→ TEXT PROVIDED
::::::::::
But because the narrowest possible majority of the 32 union player reps (17) voted early Wednesday to endorse proposed terms for a new collective bargaining agreement with the league, rank-and-file members of the NFLPA will now vote on whether 10 more years of NFL labour peace is upon us.
If a simple majority of the 2,100 or so dues-paying players endorses proposed terms agreed to last week by owners, then a new CBA covering the years 2021-30 would be approved.
That would conclude 10 months of negotiations, as owners hope to bag a new 10-year CBA before terms of the final year of the current CBA (covering the years 2011-20) kick in.
Owners want the certainty of labour peace through 2030 arranged before opening negotiations for new TV contracts with NBC, FOX, CBS and ESPN.
::::::::::
Render this sentence from the passage on the NFL labor deal in Spanish: "Owners want the certainty of labour peace through 2030 arranged before opening negotiations for new TV contracts with NBC, FOX, CBS and ESPN."

→ ENTRIES SUPPLIED
::::::::::
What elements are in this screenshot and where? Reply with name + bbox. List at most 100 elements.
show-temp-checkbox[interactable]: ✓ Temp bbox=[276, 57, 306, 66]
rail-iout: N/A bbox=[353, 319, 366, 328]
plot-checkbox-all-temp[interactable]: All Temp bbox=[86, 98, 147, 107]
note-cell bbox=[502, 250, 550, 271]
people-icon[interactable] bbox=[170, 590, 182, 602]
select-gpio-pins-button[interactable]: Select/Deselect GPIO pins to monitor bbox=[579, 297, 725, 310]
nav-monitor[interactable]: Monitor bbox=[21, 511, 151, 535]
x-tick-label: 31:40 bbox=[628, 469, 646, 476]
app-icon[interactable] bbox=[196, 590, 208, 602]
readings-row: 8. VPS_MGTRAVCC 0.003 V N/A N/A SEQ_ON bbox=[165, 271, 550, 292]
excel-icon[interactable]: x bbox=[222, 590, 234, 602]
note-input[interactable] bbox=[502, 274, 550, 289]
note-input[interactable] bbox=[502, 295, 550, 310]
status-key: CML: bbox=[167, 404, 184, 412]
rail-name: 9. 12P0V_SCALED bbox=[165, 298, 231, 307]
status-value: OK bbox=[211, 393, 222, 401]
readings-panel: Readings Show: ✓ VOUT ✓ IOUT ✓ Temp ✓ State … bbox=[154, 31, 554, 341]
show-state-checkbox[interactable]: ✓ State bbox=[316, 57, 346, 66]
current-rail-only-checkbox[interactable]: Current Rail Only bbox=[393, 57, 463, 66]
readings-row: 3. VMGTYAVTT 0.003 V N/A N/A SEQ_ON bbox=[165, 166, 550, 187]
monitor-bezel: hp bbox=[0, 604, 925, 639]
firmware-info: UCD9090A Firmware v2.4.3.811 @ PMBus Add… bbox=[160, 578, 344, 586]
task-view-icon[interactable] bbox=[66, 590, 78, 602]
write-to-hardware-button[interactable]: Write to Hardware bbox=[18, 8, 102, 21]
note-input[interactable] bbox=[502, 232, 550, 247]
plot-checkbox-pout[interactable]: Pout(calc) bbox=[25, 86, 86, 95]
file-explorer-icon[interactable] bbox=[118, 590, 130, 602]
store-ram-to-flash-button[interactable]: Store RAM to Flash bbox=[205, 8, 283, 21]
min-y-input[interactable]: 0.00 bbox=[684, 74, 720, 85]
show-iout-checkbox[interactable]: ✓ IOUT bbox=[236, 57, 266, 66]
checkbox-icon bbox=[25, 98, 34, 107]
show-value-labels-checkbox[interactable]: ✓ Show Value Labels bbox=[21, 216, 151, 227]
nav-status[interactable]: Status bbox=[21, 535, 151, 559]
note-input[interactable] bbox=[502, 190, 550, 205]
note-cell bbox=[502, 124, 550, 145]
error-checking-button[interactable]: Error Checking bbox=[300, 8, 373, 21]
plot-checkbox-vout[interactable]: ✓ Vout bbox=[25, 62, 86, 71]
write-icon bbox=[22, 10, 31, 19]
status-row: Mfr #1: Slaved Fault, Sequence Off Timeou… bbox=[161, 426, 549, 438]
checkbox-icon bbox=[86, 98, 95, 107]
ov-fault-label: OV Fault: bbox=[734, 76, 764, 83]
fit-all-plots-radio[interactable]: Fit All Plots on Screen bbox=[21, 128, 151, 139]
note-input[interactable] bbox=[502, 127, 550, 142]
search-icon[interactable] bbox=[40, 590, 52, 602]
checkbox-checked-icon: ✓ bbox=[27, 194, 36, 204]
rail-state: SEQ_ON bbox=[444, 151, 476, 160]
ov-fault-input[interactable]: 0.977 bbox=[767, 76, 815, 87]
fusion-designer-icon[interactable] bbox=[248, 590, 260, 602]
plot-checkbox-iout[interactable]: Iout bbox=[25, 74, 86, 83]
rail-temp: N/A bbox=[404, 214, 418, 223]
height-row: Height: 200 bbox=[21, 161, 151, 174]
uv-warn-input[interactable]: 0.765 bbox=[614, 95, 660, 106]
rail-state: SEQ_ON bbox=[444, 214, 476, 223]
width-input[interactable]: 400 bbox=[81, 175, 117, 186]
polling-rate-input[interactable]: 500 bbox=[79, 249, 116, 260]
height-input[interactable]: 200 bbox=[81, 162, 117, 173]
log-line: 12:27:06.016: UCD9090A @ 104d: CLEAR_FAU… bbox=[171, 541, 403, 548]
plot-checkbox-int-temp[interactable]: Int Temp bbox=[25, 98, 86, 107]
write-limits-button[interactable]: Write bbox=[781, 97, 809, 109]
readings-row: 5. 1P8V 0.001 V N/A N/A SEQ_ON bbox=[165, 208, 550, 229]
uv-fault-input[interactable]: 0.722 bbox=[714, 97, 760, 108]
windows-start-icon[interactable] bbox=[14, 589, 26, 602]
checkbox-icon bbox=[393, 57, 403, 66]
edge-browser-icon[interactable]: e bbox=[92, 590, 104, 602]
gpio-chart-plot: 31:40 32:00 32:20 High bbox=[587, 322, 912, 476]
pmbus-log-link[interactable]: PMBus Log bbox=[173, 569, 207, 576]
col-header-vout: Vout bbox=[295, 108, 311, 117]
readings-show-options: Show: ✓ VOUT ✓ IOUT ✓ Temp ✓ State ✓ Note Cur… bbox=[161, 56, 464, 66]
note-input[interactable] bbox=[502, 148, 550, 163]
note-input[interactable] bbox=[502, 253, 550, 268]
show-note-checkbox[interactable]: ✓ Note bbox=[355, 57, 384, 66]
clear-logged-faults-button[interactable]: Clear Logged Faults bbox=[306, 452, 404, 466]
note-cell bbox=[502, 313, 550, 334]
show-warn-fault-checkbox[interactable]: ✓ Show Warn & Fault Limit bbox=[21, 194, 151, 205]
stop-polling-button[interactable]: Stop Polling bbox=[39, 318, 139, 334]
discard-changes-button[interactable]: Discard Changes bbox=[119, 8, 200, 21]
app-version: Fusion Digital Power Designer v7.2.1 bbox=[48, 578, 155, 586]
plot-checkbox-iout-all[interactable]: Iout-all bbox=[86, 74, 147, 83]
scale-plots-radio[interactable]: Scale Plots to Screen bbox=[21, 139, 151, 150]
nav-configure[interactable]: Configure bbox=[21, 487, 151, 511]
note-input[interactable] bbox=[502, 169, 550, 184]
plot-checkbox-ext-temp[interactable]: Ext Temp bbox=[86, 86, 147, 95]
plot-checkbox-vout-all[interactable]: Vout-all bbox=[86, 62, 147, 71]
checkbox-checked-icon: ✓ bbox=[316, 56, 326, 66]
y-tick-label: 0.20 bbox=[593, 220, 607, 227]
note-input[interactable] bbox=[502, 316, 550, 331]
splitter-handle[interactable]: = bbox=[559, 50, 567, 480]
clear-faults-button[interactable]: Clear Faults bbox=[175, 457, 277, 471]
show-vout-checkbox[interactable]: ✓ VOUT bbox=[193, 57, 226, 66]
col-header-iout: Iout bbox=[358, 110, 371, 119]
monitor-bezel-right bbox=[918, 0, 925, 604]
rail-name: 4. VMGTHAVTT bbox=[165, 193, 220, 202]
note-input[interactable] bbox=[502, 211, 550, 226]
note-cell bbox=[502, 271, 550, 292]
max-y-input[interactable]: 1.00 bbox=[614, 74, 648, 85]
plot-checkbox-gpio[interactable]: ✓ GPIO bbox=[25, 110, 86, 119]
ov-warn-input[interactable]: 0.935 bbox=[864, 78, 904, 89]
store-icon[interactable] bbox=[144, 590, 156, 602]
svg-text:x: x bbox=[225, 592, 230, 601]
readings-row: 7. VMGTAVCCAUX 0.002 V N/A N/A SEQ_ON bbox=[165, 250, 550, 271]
::::::::::
→ WRITTEN RESPONSE
Los propietarios quieren tener asegurada la paz laboral hasta 2030 antes de abrir las negociaciones de nuevos contratos de televisión con NBC, FOX, CBS y ESPN.